Spatial layout entries
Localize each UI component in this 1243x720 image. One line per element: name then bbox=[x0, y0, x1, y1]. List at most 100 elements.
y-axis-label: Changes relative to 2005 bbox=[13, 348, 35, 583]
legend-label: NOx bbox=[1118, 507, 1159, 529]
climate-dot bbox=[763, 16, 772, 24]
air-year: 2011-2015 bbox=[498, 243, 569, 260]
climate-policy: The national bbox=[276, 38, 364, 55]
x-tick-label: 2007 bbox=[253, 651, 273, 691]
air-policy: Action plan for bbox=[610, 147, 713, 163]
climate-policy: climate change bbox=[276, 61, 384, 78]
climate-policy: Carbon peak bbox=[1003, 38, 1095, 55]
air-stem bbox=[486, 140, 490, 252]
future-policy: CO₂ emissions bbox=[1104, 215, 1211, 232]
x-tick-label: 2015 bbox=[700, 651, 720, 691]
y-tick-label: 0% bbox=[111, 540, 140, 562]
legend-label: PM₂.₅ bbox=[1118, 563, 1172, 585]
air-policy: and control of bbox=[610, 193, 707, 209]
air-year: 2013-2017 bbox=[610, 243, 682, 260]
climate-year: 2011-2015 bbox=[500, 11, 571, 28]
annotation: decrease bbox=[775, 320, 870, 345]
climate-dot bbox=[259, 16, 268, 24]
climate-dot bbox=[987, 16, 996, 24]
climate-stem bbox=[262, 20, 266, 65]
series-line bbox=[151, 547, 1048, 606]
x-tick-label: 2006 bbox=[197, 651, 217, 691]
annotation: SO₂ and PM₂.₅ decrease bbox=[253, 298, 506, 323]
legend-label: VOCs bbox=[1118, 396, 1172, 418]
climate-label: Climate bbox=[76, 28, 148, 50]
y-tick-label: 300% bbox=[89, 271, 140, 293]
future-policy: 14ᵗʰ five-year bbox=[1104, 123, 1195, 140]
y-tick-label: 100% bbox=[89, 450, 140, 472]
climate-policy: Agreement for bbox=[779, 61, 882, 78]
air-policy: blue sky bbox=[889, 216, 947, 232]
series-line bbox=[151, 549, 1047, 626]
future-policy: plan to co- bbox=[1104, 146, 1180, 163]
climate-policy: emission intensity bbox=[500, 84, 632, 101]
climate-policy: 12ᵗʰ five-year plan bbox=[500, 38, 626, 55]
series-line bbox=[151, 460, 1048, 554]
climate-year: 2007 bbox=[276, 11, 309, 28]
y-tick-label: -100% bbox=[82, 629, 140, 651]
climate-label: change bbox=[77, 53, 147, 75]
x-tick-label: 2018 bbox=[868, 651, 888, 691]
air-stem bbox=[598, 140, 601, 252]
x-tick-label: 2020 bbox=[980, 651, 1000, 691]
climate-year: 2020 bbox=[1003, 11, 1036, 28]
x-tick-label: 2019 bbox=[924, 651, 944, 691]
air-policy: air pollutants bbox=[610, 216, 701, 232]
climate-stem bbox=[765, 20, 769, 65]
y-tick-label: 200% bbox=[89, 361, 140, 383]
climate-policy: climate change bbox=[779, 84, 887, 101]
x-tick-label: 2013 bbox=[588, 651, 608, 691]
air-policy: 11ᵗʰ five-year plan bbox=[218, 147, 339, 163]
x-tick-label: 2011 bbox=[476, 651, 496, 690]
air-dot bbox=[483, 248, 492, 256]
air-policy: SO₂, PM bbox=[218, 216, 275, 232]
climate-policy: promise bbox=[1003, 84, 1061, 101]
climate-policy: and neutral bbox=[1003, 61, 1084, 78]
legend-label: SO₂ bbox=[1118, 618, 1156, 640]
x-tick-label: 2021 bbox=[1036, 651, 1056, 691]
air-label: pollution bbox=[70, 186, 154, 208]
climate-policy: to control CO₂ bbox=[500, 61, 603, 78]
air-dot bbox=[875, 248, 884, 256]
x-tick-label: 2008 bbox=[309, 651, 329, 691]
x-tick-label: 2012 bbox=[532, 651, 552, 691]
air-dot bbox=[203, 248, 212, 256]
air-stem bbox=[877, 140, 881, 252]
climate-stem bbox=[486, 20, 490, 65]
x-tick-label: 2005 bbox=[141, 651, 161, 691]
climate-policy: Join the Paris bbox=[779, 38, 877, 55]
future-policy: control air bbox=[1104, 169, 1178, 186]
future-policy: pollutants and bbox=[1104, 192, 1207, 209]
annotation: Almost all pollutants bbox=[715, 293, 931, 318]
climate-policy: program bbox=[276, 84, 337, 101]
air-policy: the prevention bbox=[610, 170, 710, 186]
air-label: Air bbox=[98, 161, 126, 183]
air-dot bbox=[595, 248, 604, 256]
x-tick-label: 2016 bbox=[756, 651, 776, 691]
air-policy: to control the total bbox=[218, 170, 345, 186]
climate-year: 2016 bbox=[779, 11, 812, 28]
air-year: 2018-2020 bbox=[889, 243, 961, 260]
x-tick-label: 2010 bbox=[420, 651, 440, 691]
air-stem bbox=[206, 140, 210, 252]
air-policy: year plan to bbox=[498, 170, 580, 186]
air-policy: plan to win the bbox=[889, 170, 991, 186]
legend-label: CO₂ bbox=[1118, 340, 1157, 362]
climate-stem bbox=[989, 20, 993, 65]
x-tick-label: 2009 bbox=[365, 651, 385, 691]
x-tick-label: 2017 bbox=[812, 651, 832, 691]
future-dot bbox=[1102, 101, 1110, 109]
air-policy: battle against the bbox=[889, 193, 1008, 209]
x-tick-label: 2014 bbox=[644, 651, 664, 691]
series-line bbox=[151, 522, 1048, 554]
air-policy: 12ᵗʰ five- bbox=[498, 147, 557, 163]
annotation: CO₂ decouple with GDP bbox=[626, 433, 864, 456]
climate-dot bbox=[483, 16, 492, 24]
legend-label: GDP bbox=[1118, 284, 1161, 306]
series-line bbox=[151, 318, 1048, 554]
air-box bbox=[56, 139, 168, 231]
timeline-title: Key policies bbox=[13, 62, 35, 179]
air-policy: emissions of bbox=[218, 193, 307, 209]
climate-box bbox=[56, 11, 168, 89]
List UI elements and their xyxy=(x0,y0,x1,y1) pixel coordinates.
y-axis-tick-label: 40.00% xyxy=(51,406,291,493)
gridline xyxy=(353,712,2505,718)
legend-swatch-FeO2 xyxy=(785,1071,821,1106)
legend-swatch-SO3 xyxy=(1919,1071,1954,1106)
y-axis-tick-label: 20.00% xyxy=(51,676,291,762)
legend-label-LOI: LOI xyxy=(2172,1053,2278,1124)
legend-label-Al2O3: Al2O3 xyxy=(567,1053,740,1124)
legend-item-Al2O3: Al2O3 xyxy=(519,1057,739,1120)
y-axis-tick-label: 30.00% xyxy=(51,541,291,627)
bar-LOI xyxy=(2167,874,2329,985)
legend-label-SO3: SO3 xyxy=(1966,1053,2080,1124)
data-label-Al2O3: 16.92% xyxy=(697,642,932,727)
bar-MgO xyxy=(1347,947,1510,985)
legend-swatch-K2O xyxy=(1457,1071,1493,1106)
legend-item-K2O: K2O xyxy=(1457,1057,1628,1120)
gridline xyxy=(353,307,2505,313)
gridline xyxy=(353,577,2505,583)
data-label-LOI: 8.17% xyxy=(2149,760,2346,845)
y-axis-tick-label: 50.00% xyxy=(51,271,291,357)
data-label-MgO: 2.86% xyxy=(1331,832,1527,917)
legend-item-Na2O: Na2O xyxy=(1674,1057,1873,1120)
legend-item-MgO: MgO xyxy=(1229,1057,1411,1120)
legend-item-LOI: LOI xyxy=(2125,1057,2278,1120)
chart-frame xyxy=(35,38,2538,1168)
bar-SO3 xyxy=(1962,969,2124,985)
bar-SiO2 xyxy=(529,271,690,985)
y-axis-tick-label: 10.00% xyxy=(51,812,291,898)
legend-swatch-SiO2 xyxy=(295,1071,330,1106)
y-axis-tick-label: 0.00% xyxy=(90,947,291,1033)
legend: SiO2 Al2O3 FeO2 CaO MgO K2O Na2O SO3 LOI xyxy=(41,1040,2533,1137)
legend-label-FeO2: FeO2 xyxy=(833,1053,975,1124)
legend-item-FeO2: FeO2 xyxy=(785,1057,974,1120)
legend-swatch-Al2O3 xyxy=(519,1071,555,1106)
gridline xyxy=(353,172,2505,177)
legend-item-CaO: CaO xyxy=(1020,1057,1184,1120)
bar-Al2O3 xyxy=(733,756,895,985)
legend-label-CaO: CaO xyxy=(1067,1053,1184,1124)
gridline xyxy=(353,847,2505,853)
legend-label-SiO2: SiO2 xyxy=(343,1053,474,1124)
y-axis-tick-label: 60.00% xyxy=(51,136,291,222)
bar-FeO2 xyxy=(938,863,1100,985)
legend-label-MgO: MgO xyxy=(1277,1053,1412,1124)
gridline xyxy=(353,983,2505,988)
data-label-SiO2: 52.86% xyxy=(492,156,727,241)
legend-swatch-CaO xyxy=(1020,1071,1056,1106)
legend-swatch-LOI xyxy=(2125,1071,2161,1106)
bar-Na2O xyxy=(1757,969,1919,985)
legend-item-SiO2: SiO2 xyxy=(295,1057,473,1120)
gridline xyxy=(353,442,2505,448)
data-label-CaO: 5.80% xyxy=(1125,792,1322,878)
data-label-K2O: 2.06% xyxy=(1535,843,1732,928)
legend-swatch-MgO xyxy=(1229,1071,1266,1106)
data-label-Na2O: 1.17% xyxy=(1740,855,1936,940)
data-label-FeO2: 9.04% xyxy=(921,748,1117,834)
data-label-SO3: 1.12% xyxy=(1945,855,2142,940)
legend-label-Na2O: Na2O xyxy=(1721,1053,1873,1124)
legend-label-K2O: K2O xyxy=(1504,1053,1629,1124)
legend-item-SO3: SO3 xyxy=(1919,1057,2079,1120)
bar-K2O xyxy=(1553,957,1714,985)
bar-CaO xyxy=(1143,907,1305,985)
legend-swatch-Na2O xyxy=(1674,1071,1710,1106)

Task to complete> Copy out word for word the lines of the records above, starting at the first line and ending with the line containing "legend-label: NOx bbox=[1118, 507, 1159, 529]".

Task response>
Localize each UI component in this 1243x720 image. One line per element: name then bbox=[x0, y0, x1, y1]. List at most 100 elements.
y-axis-label: Changes relative to 2005 bbox=[13, 348, 35, 583]
legend-label: NOx bbox=[1118, 507, 1159, 529]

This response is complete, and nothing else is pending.